Output each entry verbatim and exclude every picture from it.

Stored data

==============================

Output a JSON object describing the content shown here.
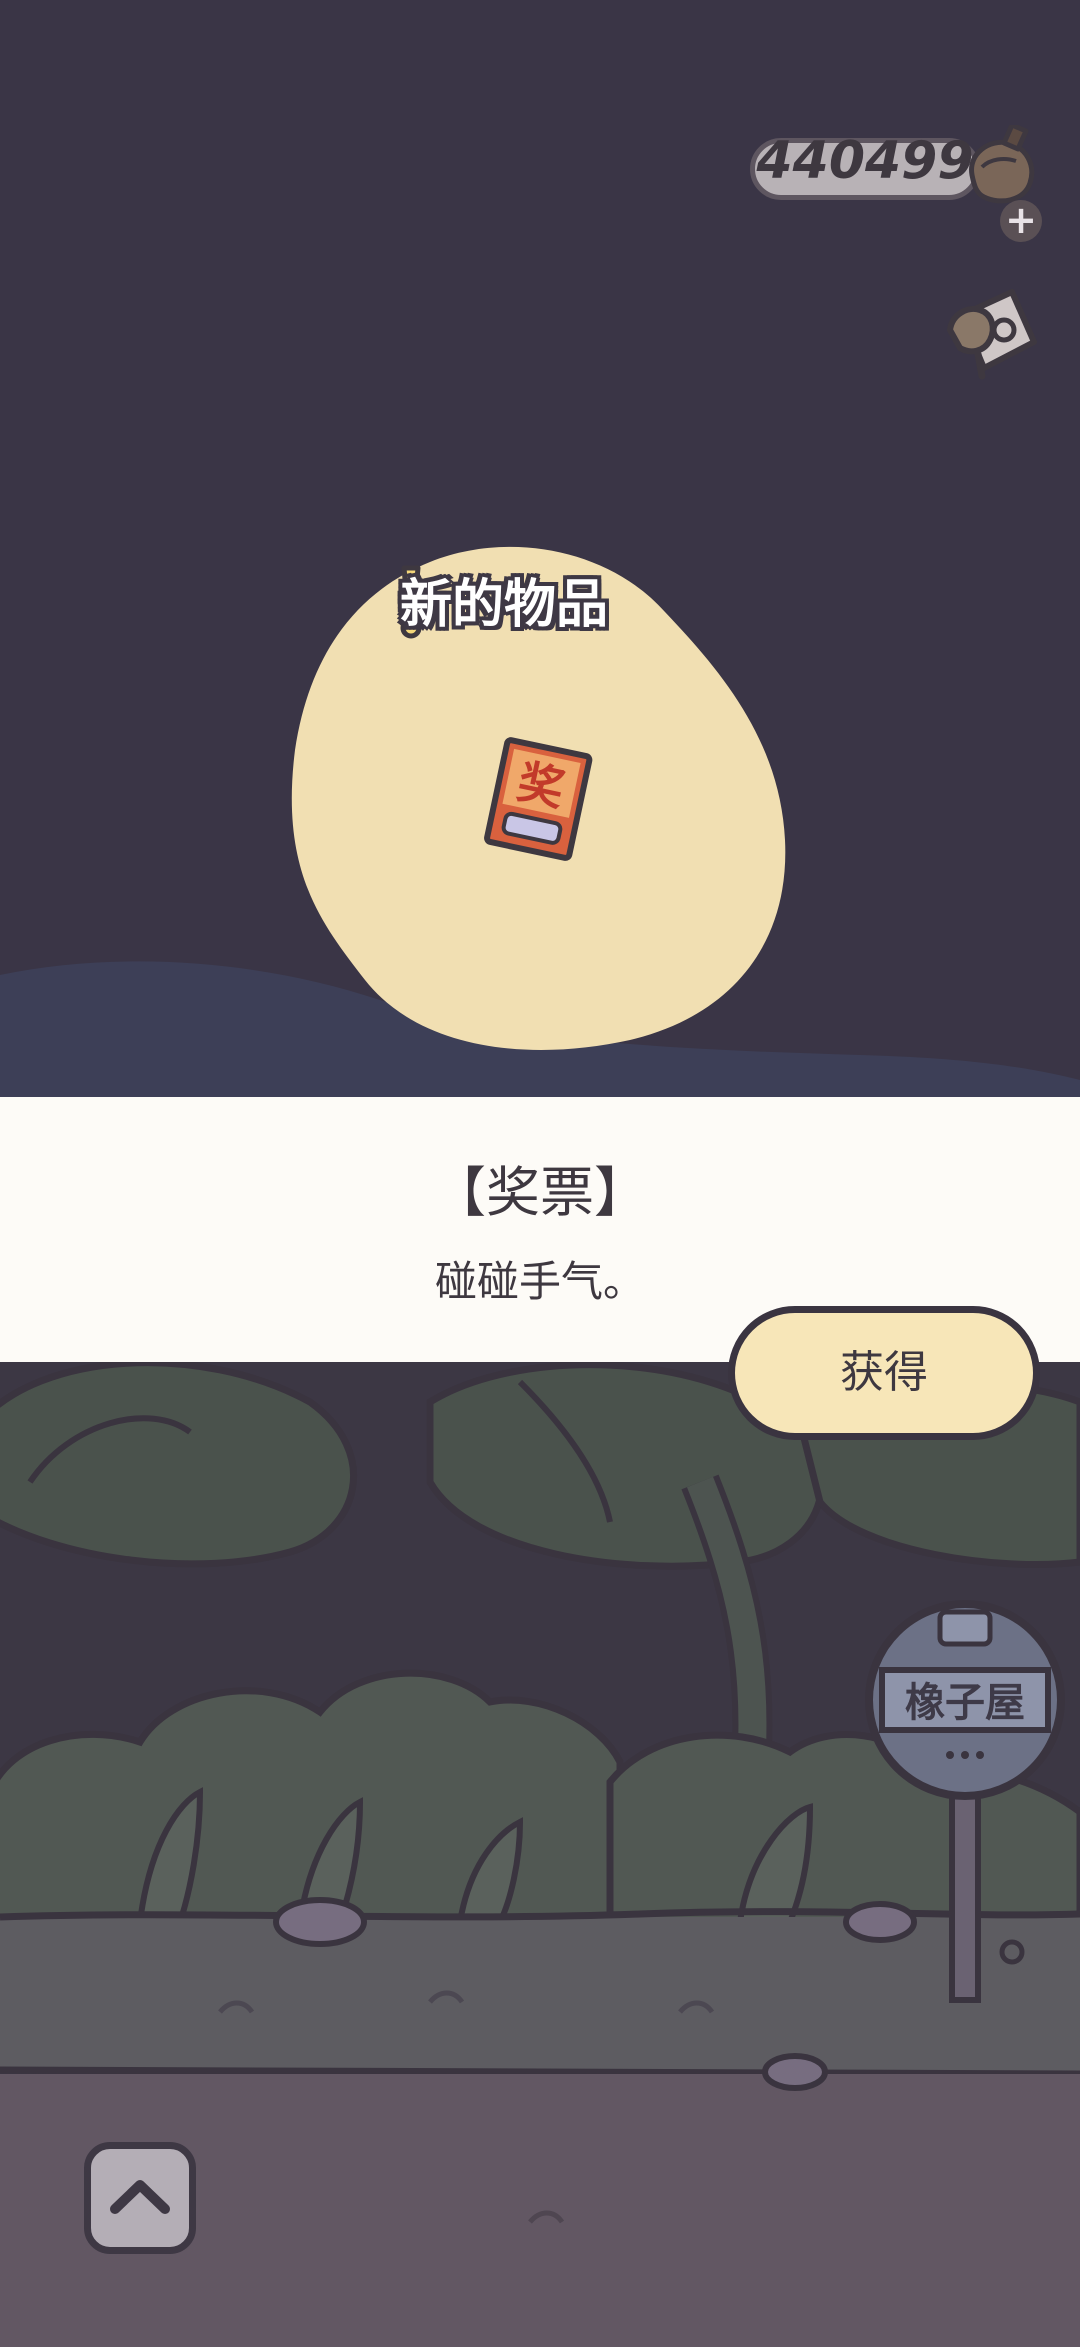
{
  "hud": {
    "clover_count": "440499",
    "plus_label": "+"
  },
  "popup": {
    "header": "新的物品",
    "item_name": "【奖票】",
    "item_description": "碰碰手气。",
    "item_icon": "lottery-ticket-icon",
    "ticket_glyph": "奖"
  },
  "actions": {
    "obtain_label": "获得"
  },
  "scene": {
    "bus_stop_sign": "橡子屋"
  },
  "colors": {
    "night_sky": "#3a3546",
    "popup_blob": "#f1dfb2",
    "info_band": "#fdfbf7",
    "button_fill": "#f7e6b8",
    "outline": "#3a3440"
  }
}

==============================

| TASK RESPONSE |
Output a JSON object describing the content shown here.
{
  "hud": {
    "clover_count": "440499",
    "plus_label": "+"
  },
  "popup": {
    "header": "新的物品",
    "item_name": "【奖票】",
    "item_description": "碰碰手气。",
    "item_icon": "lottery-ticket-icon",
    "ticket_glyph": "奖"
  },
  "actions": {
    "obtain_label": "获得"
  },
  "scene": {
    "bus_stop_sign": "橡子屋"
  },
  "colors": {
    "night_sky": "#3a3546",
    "popup_blob": "#f1dfb2",
    "info_band": "#fdfbf7",
    "button_fill": "#f7e6b8",
    "outline": "#3a3440"
  }
}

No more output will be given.